* ENTRIES SHOWN

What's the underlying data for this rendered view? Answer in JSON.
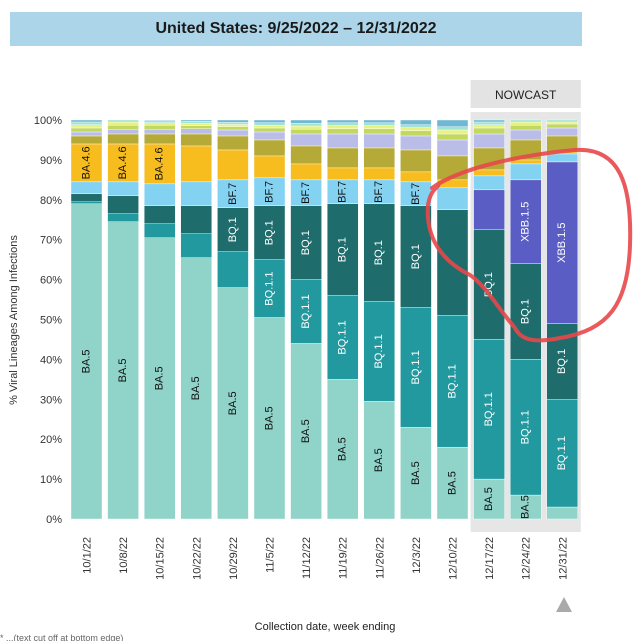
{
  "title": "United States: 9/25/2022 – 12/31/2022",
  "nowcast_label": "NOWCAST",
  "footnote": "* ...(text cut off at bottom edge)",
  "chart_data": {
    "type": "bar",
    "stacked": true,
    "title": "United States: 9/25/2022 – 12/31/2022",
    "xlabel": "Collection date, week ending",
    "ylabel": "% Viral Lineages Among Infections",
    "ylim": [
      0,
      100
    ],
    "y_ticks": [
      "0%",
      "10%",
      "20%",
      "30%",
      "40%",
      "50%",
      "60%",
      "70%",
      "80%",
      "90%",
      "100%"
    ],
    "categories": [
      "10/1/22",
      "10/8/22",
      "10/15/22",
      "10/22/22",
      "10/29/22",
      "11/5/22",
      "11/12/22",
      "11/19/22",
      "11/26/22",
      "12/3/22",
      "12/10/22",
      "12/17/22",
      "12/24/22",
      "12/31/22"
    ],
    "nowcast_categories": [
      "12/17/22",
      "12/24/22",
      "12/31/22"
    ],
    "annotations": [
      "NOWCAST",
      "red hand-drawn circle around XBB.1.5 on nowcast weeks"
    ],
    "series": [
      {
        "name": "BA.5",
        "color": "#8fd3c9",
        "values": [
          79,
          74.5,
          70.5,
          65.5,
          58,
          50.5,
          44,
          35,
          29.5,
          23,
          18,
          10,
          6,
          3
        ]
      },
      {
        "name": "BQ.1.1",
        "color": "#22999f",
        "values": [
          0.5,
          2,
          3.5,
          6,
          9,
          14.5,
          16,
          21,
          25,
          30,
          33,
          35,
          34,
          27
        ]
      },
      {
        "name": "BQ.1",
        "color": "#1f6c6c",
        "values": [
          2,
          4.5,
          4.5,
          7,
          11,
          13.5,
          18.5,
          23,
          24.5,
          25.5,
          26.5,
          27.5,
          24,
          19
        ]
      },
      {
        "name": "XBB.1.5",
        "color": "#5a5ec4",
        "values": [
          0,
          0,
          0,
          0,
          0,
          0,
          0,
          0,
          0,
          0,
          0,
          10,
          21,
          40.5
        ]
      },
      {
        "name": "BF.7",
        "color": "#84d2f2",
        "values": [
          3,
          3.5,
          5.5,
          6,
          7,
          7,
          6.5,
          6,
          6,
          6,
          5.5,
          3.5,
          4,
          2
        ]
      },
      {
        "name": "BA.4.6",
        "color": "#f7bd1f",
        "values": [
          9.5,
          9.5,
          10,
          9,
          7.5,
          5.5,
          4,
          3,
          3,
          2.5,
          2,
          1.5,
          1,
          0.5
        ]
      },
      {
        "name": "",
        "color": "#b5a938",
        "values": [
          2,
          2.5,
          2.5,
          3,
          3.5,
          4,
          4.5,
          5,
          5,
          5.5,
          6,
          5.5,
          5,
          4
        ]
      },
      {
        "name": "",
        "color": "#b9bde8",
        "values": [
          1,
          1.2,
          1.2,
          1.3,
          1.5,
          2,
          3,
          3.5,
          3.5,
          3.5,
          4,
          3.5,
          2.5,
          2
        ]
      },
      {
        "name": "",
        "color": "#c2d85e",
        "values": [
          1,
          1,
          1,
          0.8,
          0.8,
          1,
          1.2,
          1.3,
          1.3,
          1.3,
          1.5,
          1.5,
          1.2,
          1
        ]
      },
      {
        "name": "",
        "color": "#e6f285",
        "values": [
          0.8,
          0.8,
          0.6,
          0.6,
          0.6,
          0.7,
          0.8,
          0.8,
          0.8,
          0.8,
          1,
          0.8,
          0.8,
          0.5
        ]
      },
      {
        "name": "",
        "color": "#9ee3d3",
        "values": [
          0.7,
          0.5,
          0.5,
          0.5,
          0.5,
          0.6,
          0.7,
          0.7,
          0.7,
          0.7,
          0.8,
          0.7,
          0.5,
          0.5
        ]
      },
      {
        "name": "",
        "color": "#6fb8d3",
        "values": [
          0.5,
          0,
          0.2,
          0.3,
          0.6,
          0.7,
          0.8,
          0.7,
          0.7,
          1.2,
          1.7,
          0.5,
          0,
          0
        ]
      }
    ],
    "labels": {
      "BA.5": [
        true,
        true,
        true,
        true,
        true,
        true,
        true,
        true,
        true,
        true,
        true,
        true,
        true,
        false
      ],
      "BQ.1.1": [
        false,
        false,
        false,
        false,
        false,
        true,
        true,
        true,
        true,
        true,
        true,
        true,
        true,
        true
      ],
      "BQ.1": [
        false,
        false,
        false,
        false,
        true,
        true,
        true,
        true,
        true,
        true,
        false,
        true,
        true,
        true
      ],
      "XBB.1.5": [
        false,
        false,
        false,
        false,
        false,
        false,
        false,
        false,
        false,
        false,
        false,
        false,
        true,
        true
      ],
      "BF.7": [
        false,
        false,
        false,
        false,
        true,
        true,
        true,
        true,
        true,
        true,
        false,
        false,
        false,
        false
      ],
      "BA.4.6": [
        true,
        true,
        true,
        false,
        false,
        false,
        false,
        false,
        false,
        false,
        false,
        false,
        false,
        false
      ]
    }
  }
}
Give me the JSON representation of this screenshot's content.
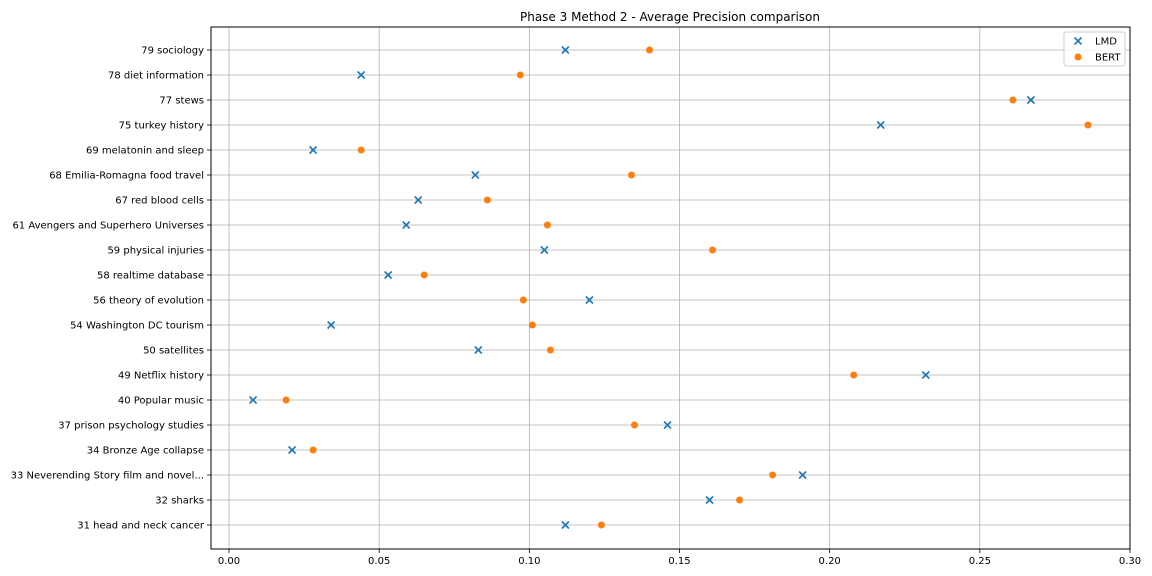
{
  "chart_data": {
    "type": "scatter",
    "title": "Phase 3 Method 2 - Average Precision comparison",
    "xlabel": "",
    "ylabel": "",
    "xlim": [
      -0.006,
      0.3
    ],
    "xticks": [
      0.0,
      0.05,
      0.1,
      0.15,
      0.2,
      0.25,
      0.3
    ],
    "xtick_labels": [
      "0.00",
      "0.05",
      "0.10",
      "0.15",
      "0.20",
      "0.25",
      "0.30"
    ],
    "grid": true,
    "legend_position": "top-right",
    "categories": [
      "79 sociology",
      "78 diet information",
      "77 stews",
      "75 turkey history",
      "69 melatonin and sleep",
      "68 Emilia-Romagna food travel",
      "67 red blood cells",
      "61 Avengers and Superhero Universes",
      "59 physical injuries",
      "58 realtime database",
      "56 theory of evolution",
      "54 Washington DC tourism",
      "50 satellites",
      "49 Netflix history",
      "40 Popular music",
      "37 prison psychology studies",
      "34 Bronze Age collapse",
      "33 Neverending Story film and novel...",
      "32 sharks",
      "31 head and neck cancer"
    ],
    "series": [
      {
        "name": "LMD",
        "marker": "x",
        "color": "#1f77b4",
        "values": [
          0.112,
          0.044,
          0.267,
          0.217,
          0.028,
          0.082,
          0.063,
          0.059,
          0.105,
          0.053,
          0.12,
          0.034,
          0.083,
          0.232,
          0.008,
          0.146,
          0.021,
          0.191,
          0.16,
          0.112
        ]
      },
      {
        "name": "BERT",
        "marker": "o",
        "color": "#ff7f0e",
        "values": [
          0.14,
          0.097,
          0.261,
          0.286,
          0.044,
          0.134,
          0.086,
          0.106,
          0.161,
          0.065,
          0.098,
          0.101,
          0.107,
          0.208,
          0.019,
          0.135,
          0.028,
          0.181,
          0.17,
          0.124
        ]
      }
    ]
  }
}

* PROBLEM REQUIREMENTS
State how many lines of the data above contain the word "xlabel", and include nothing other than that number.

* RESULT
2